▸ Problem requirements: Note how many lines contain "this" and give that number, with nothing else.
※ ※ ※
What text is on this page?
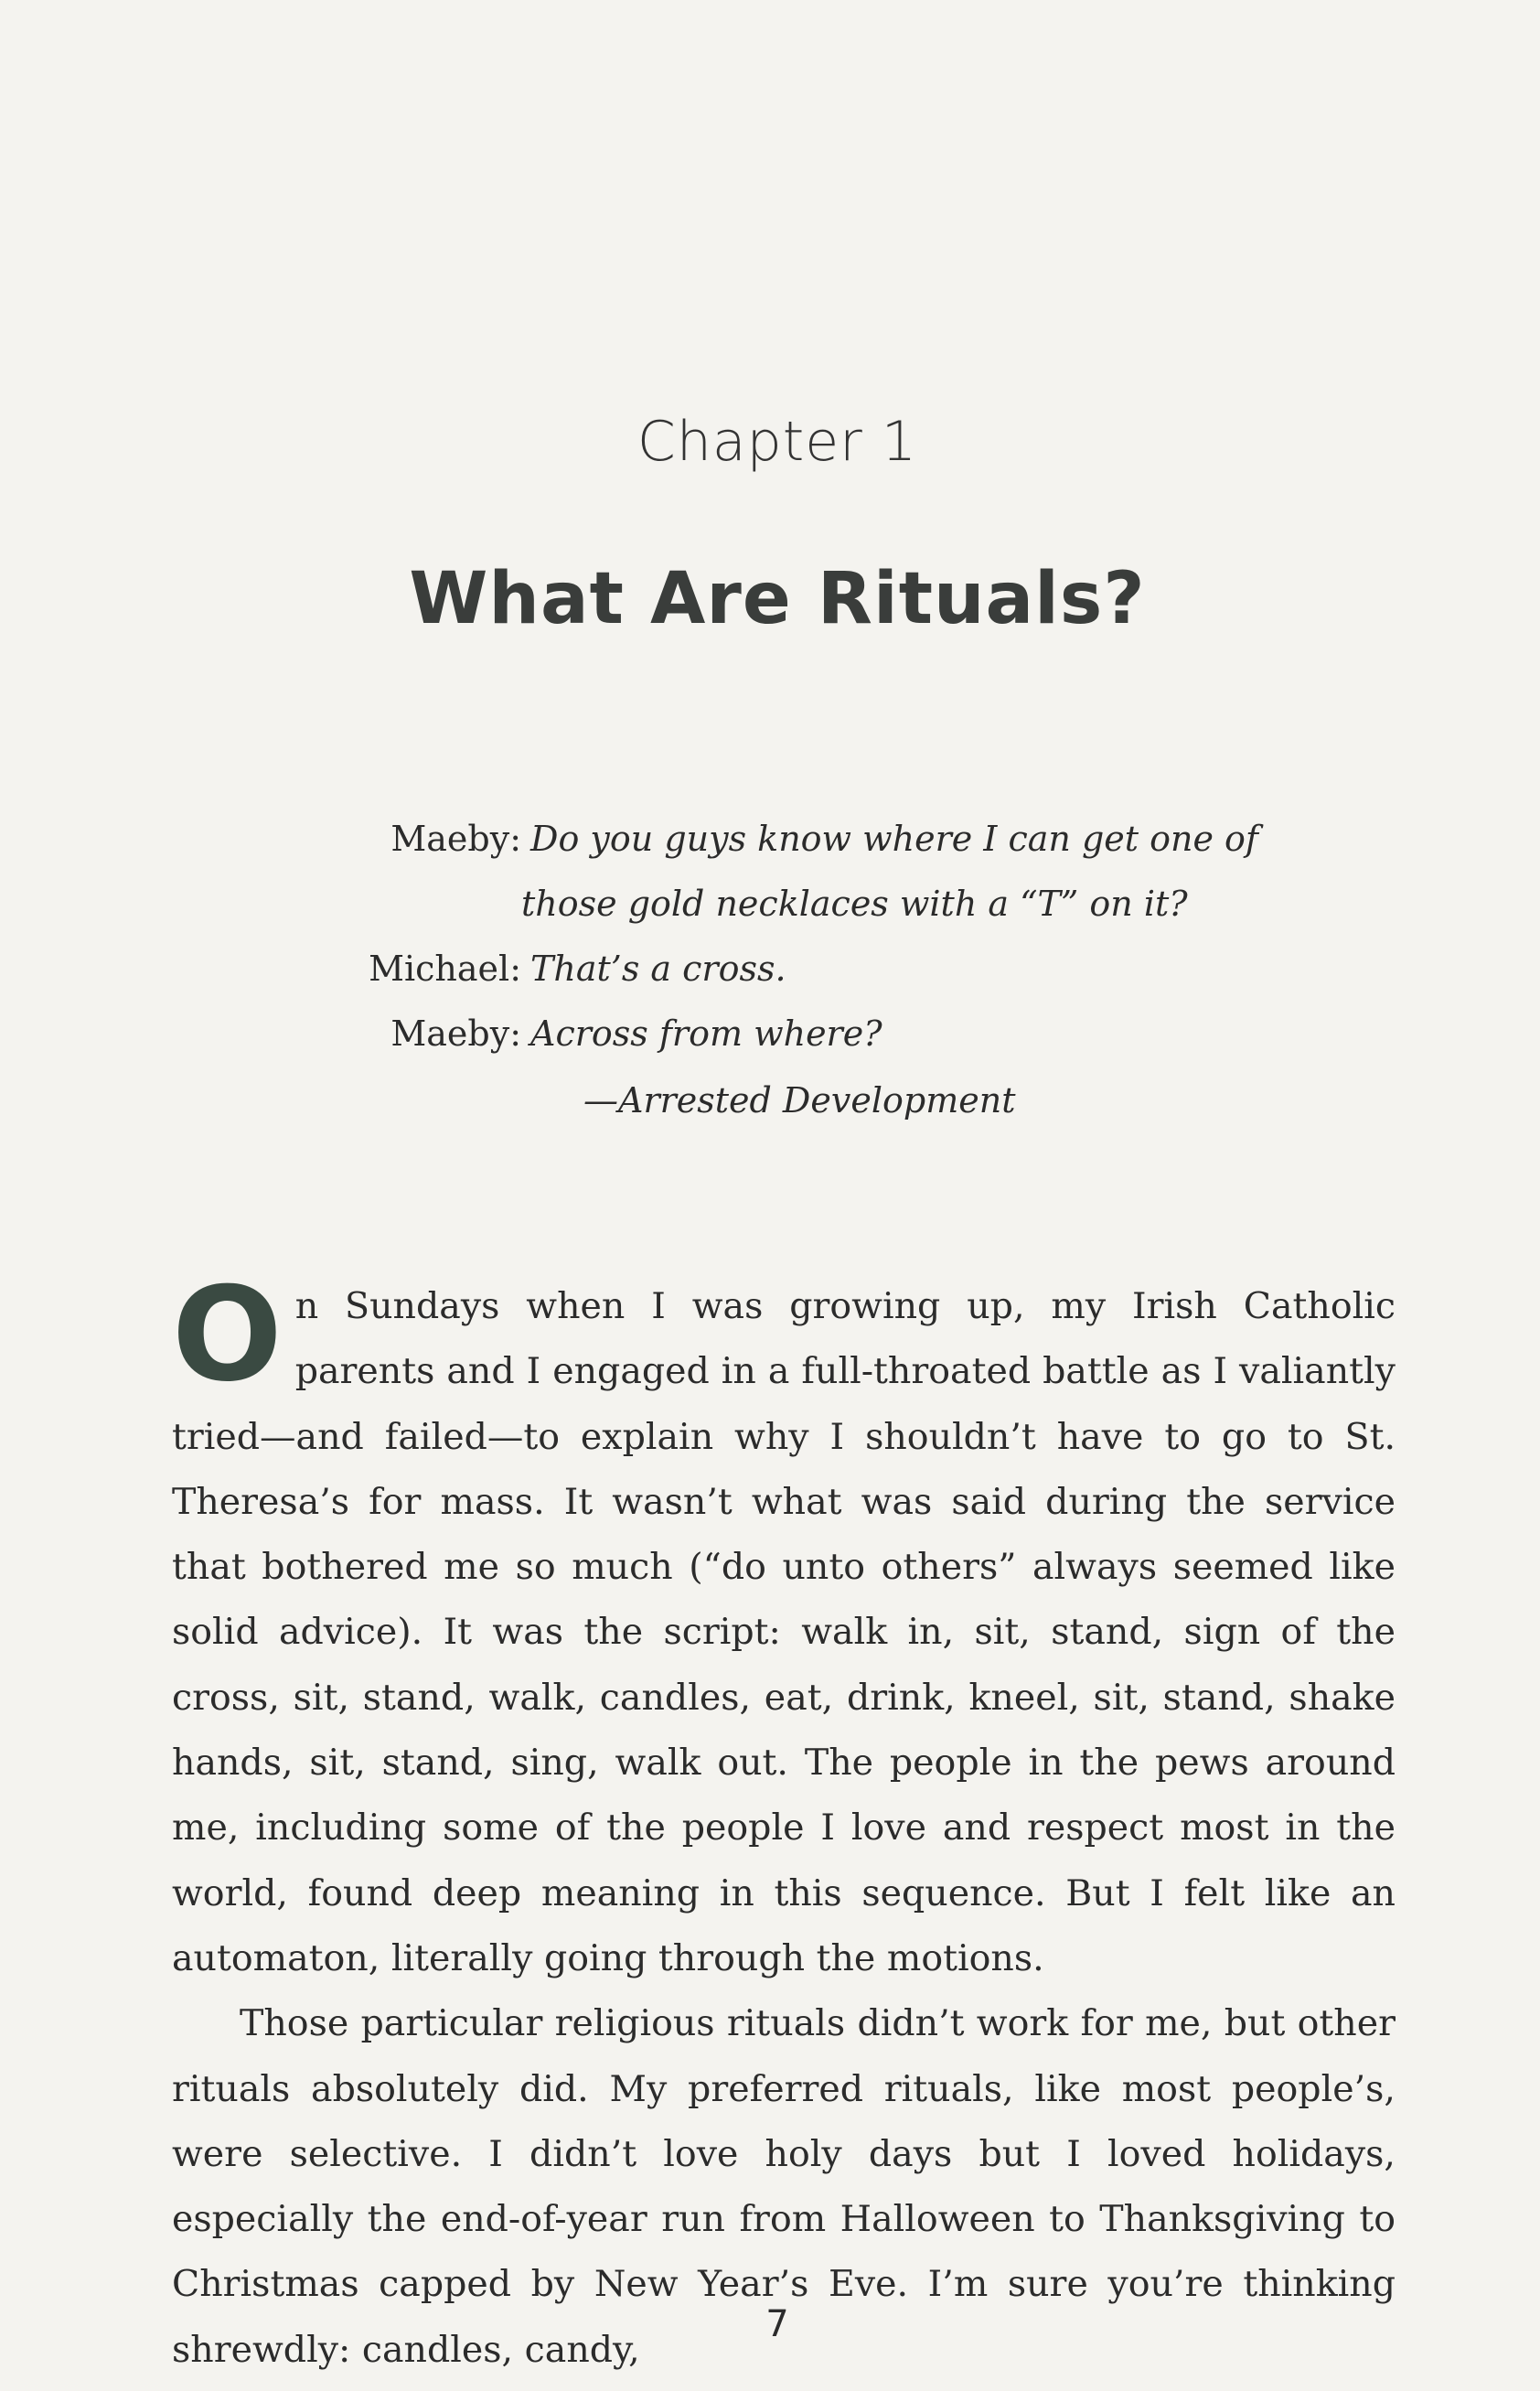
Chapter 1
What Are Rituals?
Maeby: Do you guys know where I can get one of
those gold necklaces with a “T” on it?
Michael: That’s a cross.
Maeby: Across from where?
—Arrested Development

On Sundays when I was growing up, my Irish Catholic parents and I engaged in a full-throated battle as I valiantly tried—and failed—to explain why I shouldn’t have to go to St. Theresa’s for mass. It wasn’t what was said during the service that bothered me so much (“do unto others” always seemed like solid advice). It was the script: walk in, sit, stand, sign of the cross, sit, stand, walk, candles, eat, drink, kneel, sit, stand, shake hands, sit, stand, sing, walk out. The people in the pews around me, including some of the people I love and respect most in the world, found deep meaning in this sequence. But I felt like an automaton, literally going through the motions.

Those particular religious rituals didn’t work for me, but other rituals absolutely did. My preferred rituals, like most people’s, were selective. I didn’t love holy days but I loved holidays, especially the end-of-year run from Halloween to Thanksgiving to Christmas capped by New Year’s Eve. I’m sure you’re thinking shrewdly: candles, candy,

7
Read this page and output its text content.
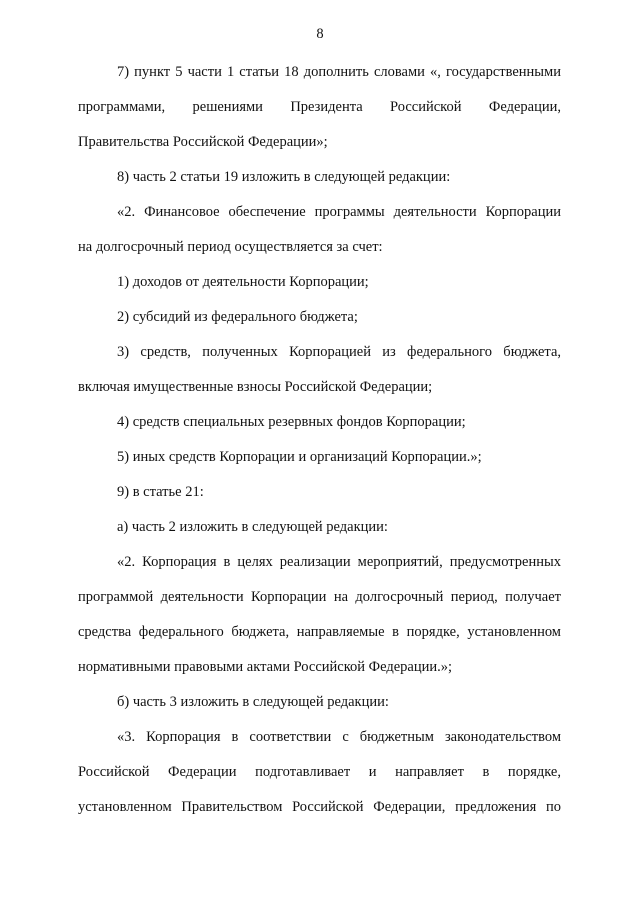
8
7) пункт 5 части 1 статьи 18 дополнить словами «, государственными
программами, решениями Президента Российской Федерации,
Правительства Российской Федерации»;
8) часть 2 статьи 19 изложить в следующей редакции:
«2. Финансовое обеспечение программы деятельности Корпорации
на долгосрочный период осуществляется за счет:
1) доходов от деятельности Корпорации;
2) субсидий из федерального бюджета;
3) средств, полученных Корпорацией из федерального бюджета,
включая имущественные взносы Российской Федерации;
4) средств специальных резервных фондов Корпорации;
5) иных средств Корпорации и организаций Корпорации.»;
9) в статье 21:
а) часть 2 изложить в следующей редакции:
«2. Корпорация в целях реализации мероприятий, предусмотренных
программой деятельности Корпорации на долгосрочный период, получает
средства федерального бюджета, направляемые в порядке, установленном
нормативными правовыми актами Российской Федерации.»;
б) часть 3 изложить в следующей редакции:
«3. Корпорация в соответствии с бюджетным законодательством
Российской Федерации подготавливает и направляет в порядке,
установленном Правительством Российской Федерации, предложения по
※ ※ ※
▸ Output of the exercise: 3